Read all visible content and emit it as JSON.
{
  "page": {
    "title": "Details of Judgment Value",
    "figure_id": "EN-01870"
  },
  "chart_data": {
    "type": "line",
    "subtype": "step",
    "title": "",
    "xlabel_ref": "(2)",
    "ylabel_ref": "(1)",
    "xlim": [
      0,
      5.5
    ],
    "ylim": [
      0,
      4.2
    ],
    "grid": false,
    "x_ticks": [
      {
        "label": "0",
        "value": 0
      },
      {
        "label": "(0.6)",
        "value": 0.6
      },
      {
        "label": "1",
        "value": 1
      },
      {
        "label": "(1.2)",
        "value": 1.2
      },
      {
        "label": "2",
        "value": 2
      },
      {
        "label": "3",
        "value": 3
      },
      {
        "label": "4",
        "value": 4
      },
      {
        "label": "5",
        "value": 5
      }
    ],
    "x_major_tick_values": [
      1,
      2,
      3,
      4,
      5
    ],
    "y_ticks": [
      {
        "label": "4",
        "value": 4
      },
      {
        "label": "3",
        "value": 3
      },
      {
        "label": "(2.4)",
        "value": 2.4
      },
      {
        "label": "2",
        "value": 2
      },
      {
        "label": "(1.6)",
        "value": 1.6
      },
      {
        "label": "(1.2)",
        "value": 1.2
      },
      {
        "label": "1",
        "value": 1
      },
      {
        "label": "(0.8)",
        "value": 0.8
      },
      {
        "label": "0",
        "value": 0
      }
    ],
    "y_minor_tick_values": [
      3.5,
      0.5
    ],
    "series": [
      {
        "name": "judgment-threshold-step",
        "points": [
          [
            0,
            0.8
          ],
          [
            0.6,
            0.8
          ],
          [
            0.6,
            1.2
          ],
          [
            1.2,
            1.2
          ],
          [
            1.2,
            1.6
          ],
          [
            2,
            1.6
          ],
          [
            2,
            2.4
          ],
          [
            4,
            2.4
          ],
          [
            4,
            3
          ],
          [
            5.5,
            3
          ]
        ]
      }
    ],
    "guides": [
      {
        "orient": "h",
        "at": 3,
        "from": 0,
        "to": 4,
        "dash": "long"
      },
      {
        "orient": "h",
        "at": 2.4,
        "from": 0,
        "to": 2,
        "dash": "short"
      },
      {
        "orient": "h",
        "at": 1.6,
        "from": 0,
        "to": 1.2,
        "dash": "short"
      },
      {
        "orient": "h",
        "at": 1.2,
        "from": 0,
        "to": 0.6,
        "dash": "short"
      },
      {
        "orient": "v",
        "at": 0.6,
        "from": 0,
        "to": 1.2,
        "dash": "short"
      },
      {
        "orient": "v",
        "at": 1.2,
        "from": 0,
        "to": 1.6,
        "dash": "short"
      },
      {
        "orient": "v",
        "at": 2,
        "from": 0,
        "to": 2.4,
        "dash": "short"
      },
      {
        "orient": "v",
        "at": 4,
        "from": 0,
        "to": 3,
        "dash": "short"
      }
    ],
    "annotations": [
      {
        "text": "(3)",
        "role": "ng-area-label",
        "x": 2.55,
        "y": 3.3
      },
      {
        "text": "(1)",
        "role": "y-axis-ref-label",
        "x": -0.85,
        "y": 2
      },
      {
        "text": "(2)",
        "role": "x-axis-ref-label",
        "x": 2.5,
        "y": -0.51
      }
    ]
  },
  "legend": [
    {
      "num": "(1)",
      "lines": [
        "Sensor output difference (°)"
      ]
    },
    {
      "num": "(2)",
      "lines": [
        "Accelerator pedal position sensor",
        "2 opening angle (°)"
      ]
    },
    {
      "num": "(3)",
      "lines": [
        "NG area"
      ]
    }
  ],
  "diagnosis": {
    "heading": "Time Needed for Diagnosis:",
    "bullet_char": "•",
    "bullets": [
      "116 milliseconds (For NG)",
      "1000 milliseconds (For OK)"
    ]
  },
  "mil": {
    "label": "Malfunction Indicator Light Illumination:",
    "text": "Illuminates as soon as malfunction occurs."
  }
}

#### Task to complete:
Output the lines above verbatim and in full.

#### Answer to the exercise:
Read all visible content and emit it as JSON.
{
  "page": {
    "title": "Details of Judgment Value",
    "figure_id": "EN-01870"
  },
  "chart_data": {
    "type": "line",
    "subtype": "step",
    "title": "",
    "xlabel_ref": "(2)",
    "ylabel_ref": "(1)",
    "xlim": [
      0,
      5.5
    ],
    "ylim": [
      0,
      4.2
    ],
    "grid": false,
    "x_ticks": [
      {
        "label": "0",
        "value": 0
      },
      {
        "label": "(0.6)",
        "value": 0.6
      },
      {
        "label": "1",
        "value": 1
      },
      {
        "label": "(1.2)",
        "value": 1.2
      },
      {
        "label": "2",
        "value": 2
      },
      {
        "label": "3",
        "value": 3
      },
      {
        "label": "4",
        "value": 4
      },
      {
        "label": "5",
        "value": 5
      }
    ],
    "x_major_tick_values": [
      1,
      2,
      3,
      4,
      5
    ],
    "y_ticks": [
      {
        "label": "4",
        "value": 4
      },
      {
        "label": "3",
        "value": 3
      },
      {
        "label": "(2.4)",
        "value": 2.4
      },
      {
        "label": "2",
        "value": 2
      },
      {
        "label": "(1.6)",
        "value": 1.6
      },
      {
        "label": "(1.2)",
        "value": 1.2
      },
      {
        "label": "1",
        "value": 1
      },
      {
        "label": "(0.8)",
        "value": 0.8
      },
      {
        "label": "0",
        "value": 0
      }
    ],
    "y_minor_tick_values": [
      3.5,
      0.5
    ],
    "series": [
      {
        "name": "judgment-threshold-step",
        "points": [
          [
            0,
            0.8
          ],
          [
            0.6,
            0.8
          ],
          [
            0.6,
            1.2
          ],
          [
            1.2,
            1.2
          ],
          [
            1.2,
            1.6
          ],
          [
            2,
            1.6
          ],
          [
            2,
            2.4
          ],
          [
            4,
            2.4
          ],
          [
            4,
            3
          ],
          [
            5.5,
            3
          ]
        ]
      }
    ],
    "guides": [
      {
        "orient": "h",
        "at": 3,
        "from": 0,
        "to": 4,
        "dash": "long"
      },
      {
        "orient": "h",
        "at": 2.4,
        "from": 0,
        "to": 2,
        "dash": "short"
      },
      {
        "orient": "h",
        "at": 1.6,
        "from": 0,
        "to": 1.2,
        "dash": "short"
      },
      {
        "orient": "h",
        "at": 1.2,
        "from": 0,
        "to": 0.6,
        "dash": "short"
      },
      {
        "orient": "v",
        "at": 0.6,
        "from": 0,
        "to": 1.2,
        "dash": "short"
      },
      {
        "orient": "v",
        "at": 1.2,
        "from": 0,
        "to": 1.6,
        "dash": "short"
      },
      {
        "orient": "v",
        "at": 2,
        "from": 0,
        "to": 2.4,
        "dash": "short"
      },
      {
        "orient": "v",
        "at": 4,
        "from": 0,
        "to": 3,
        "dash": "short"
      }
    ],
    "annotations": [
      {
        "text": "(3)",
        "role": "ng-area-label",
        "x": 2.55,
        "y": 3.3
      },
      {
        "text": "(1)",
        "role": "y-axis-ref-label",
        "x": -0.85,
        "y": 2
      },
      {
        "text": "(2)",
        "role": "x-axis-ref-label",
        "x": 2.5,
        "y": -0.51
      }
    ]
  },
  "legend": [
    {
      "num": "(1)",
      "lines": [
        "Sensor output difference (°)"
      ]
    },
    {
      "num": "(2)",
      "lines": [
        "Accelerator pedal position sensor",
        "2 opening angle (°)"
      ]
    },
    {
      "num": "(3)",
      "lines": [
        "NG area"
      ]
    }
  ],
  "diagnosis": {
    "heading": "Time Needed for Diagnosis:",
    "bullet_char": "•",
    "bullets": [
      "116 milliseconds (For NG)",
      "1000 milliseconds (For OK)"
    ]
  },
  "mil": {
    "label": "Malfunction Indicator Light Illumination:",
    "text": "Illuminates as soon as malfunction occurs."
  }
}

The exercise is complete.